Raw data:
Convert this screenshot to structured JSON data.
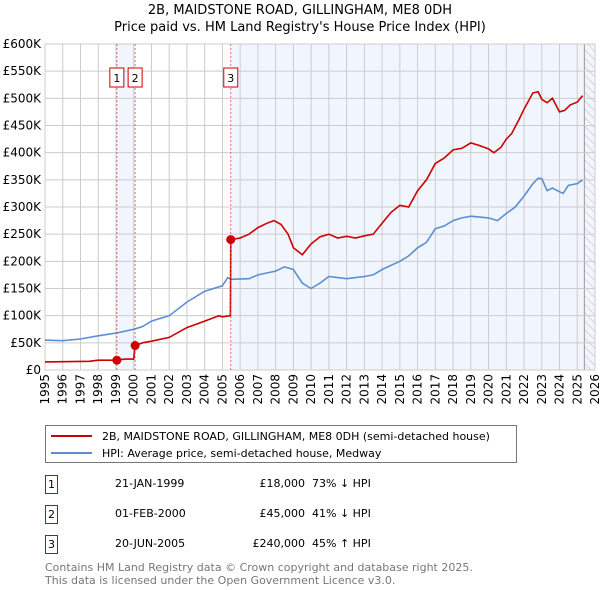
{
  "chart_data": {
    "type": "line",
    "title": "2B, MAIDSTONE ROAD, GILLINGHAM, ME8 0DH",
    "subtitle": "Price paid vs. HM Land Registry's House Price Index (HPI)",
    "xlim": [
      1995,
      2026
    ],
    "ylim": [
      0,
      600000
    ],
    "x_ticks": [
      "1995",
      "1996",
      "1997",
      "1998",
      "1999",
      "2000",
      "2001",
      "2002",
      "2003",
      "2004",
      "2005",
      "2006",
      "2007",
      "2008",
      "2009",
      "2010",
      "2011",
      "2012",
      "2013",
      "2014",
      "2015",
      "2016",
      "2017",
      "2018",
      "2019",
      "2020",
      "2021",
      "2022",
      "2023",
      "2024",
      "2025",
      "2026"
    ],
    "y_ticks": [
      {
        "v": 0,
        "l": "£0"
      },
      {
        "v": 50000,
        "l": "£50K"
      },
      {
        "v": 100000,
        "l": "£100K"
      },
      {
        "v": 150000,
        "l": "£150K"
      },
      {
        "v": 200000,
        "l": "£200K"
      },
      {
        "v": 250000,
        "l": "£250K"
      },
      {
        "v": 300000,
        "l": "£300K"
      },
      {
        "v": 350000,
        "l": "£350K"
      },
      {
        "v": 400000,
        "l": "£400K"
      },
      {
        "v": 450000,
        "l": "£450K"
      },
      {
        "v": 500000,
        "l": "£500K"
      },
      {
        "v": 550000,
        "l": "£550K"
      },
      {
        "v": 600000,
        "l": "£600K"
      }
    ],
    "grid": true,
    "series": [
      {
        "name": "2B, MAIDSTONE ROAD, GILLINGHAM, ME8 0DH (semi-detached house)",
        "color": "#cc0000",
        "x": [
          1995,
          1997.5,
          1998,
          1999.05,
          1999.5,
          2000,
          2000.08,
          2000.5,
          2001,
          2002,
          2003,
          2004,
          2004.8,
          2005,
          2005.45,
          2005.47,
          2006,
          2006.5,
          2007,
          2007.5,
          2007.9,
          2008.3,
          2008.7,
          2009,
          2009.5,
          2010,
          2010.5,
          2011,
          2011.5,
          2012,
          2012.5,
          2013,
          2013.5,
          2014,
          2014.5,
          2015,
          2015.5,
          2016,
          2016.5,
          2017,
          2017.5,
          2018,
          2018.5,
          2019,
          2019.5,
          2020,
          2020.3,
          2020.7,
          2021,
          2021.3,
          2021.7,
          2022,
          2022.5,
          2022.8,
          2023,
          2023.3,
          2023.6,
          2024,
          2024.3,
          2024.6,
          2025,
          2025.3
        ],
        "y": [
          15000,
          16000,
          18000,
          18000,
          20000,
          20000,
          45000,
          50000,
          53000,
          60000,
          78000,
          90000,
          100000,
          98000,
          100000,
          240000,
          243000,
          250000,
          262000,
          270000,
          275000,
          268000,
          250000,
          225000,
          212000,
          232000,
          245000,
          250000,
          243000,
          246000,
          243000,
          247000,
          250000,
          270000,
          290000,
          303000,
          300000,
          330000,
          350000,
          380000,
          390000,
          405000,
          408000,
          418000,
          413000,
          407000,
          400000,
          410000,
          425000,
          435000,
          460000,
          480000,
          510000,
          512000,
          498000,
          492000,
          500000,
          475000,
          478000,
          488000,
          493000,
          505000
        ]
      },
      {
        "name": "HPI: Average price, semi-detached house, Medway",
        "color": "#5b8fd4",
        "x": [
          1995,
          1996,
          1997,
          1998,
          1999,
          2000,
          2000.5,
          2001,
          2002,
          2003,
          2004,
          2005,
          2005.3,
          2005.5,
          2006.5,
          2007,
          2008,
          2008.5,
          2009,
          2009.5,
          2010,
          2010.5,
          2011,
          2011.5,
          2012,
          2012.5,
          2013,
          2013.5,
          2014,
          2015,
          2015.5,
          2016,
          2016.5,
          2017,
          2017.5,
          2018,
          2018.5,
          2019,
          2020,
          2020.5,
          2021,
          2021.5,
          2022,
          2022.5,
          2022.8,
          2023,
          2023.3,
          2023.6,
          2024,
          2024.2,
          2024.5,
          2025,
          2025.3
        ],
        "y": [
          55000,
          54000,
          57000,
          63000,
          68000,
          75000,
          80000,
          90000,
          100000,
          125000,
          145000,
          155000,
          170000,
          167000,
          168000,
          175000,
          182000,
          190000,
          185000,
          160000,
          150000,
          160000,
          172000,
          170000,
          168000,
          170000,
          172000,
          175000,
          185000,
          200000,
          210000,
          225000,
          235000,
          260000,
          265000,
          275000,
          280000,
          283000,
          280000,
          275000,
          288000,
          300000,
          320000,
          343000,
          353000,
          352000,
          330000,
          335000,
          328000,
          325000,
          340000,
          343000,
          350000
        ]
      }
    ],
    "sales": [
      {
        "n": "1",
        "x": 1999.05,
        "y": 18000,
        "date": "21-JAN-1999",
        "price": "£18,000",
        "hpi": "73% ↓ HPI"
      },
      {
        "n": "2",
        "x": 2000.08,
        "y": 45000,
        "date": "01-FEB-2000",
        "price": "£45,000",
        "hpi": "41% ↓ HPI"
      },
      {
        "n": "3",
        "x": 2005.47,
        "y": 240000,
        "date": "20-JUN-2005",
        "price": "£240,000",
        "hpi": "45% ↑ HPI"
      }
    ],
    "shaded": [
      [
        1999.05,
        2000.08
      ],
      [
        2005.47,
        2026
      ]
    ],
    "future_hatch_from": 2025.4,
    "legend_position": "bottom"
  },
  "footer": {
    "line1": "Contains HM Land Registry data © Crown copyright and database right 2025.",
    "line2": "This data is licensed under the Open Government Licence v3.0."
  }
}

Exercise details: Working from the material above, transcribe it exactly while omitting pictures.

The answer:
Convert this screenshot to structured JSON data.
{
  "chart_data": {
    "type": "line",
    "title": "2B, MAIDSTONE ROAD, GILLINGHAM, ME8 0DH",
    "subtitle": "Price paid vs. HM Land Registry's House Price Index (HPI)",
    "xlim": [
      1995,
      2026
    ],
    "ylim": [
      0,
      600000
    ],
    "x_ticks": [
      "1995",
      "1996",
      "1997",
      "1998",
      "1999",
      "2000",
      "2001",
      "2002",
      "2003",
      "2004",
      "2005",
      "2006",
      "2007",
      "2008",
      "2009",
      "2010",
      "2011",
      "2012",
      "2013",
      "2014",
      "2015",
      "2016",
      "2017",
      "2018",
      "2019",
      "2020",
      "2021",
      "2022",
      "2023",
      "2024",
      "2025",
      "2026"
    ],
    "y_ticks": [
      {
        "v": 0,
        "l": "£0"
      },
      {
        "v": 50000,
        "l": "£50K"
      },
      {
        "v": 100000,
        "l": "£100K"
      },
      {
        "v": 150000,
        "l": "£150K"
      },
      {
        "v": 200000,
        "l": "£200K"
      },
      {
        "v": 250000,
        "l": "£250K"
      },
      {
        "v": 300000,
        "l": "£300K"
      },
      {
        "v": 350000,
        "l": "£350K"
      },
      {
        "v": 400000,
        "l": "£400K"
      },
      {
        "v": 450000,
        "l": "£450K"
      },
      {
        "v": 500000,
        "l": "£500K"
      },
      {
        "v": 550000,
        "l": "£550K"
      },
      {
        "v": 600000,
        "l": "£600K"
      }
    ],
    "grid": true,
    "series": [
      {
        "name": "2B, MAIDSTONE ROAD, GILLINGHAM, ME8 0DH (semi-detached house)",
        "color": "#cc0000",
        "x": [
          1995,
          1997.5,
          1998,
          1999.05,
          1999.5,
          2000,
          2000.08,
          2000.5,
          2001,
          2002,
          2003,
          2004,
          2004.8,
          2005,
          2005.45,
          2005.47,
          2006,
          2006.5,
          2007,
          2007.5,
          2007.9,
          2008.3,
          2008.7,
          2009,
          2009.5,
          2010,
          2010.5,
          2011,
          2011.5,
          2012,
          2012.5,
          2013,
          2013.5,
          2014,
          2014.5,
          2015,
          2015.5,
          2016,
          2016.5,
          2017,
          2017.5,
          2018,
          2018.5,
          2019,
          2019.5,
          2020,
          2020.3,
          2020.7,
          2021,
          2021.3,
          2021.7,
          2022,
          2022.5,
          2022.8,
          2023,
          2023.3,
          2023.6,
          2024,
          2024.3,
          2024.6,
          2025,
          2025.3
        ],
        "y": [
          15000,
          16000,
          18000,
          18000,
          20000,
          20000,
          45000,
          50000,
          53000,
          60000,
          78000,
          90000,
          100000,
          98000,
          100000,
          240000,
          243000,
          250000,
          262000,
          270000,
          275000,
          268000,
          250000,
          225000,
          212000,
          232000,
          245000,
          250000,
          243000,
          246000,
          243000,
          247000,
          250000,
          270000,
          290000,
          303000,
          300000,
          330000,
          350000,
          380000,
          390000,
          405000,
          408000,
          418000,
          413000,
          407000,
          400000,
          410000,
          425000,
          435000,
          460000,
          480000,
          510000,
          512000,
          498000,
          492000,
          500000,
          475000,
          478000,
          488000,
          493000,
          505000
        ]
      },
      {
        "name": "HPI: Average price, semi-detached house, Medway",
        "color": "#5b8fd4",
        "x": [
          1995,
          1996,
          1997,
          1998,
          1999,
          2000,
          2000.5,
          2001,
          2002,
          2003,
          2004,
          2005,
          2005.3,
          2005.5,
          2006.5,
          2007,
          2008,
          2008.5,
          2009,
          2009.5,
          2010,
          2010.5,
          2011,
          2011.5,
          2012,
          2012.5,
          2013,
          2013.5,
          2014,
          2015,
          2015.5,
          2016,
          2016.5,
          2017,
          2017.5,
          2018,
          2018.5,
          2019,
          2020,
          2020.5,
          2021,
          2021.5,
          2022,
          2022.5,
          2022.8,
          2023,
          2023.3,
          2023.6,
          2024,
          2024.2,
          2024.5,
          2025,
          2025.3
        ],
        "y": [
          55000,
          54000,
          57000,
          63000,
          68000,
          75000,
          80000,
          90000,
          100000,
          125000,
          145000,
          155000,
          170000,
          167000,
          168000,
          175000,
          182000,
          190000,
          185000,
          160000,
          150000,
          160000,
          172000,
          170000,
          168000,
          170000,
          172000,
          175000,
          185000,
          200000,
          210000,
          225000,
          235000,
          260000,
          265000,
          275000,
          280000,
          283000,
          280000,
          275000,
          288000,
          300000,
          320000,
          343000,
          353000,
          352000,
          330000,
          335000,
          328000,
          325000,
          340000,
          343000,
          350000
        ]
      }
    ],
    "sales": [
      {
        "n": "1",
        "x": 1999.05,
        "y": 18000,
        "date": "21-JAN-1999",
        "price": "£18,000",
        "hpi": "73% ↓ HPI"
      },
      {
        "n": "2",
        "x": 2000.08,
        "y": 45000,
        "date": "01-FEB-2000",
        "price": "£45,000",
        "hpi": "41% ↓ HPI"
      },
      {
        "n": "3",
        "x": 2005.47,
        "y": 240000,
        "date": "20-JUN-2005",
        "price": "£240,000",
        "hpi": "45% ↑ HPI"
      }
    ],
    "shaded": [
      [
        1999.05,
        2000.08
      ],
      [
        2005.47,
        2026
      ]
    ],
    "future_hatch_from": 2025.4,
    "legend_position": "bottom"
  },
  "footer": {
    "line1": "Contains HM Land Registry data © Crown copyright and database right 2025.",
    "line2": "This data is licensed under the Open Government Licence v3.0."
  }
}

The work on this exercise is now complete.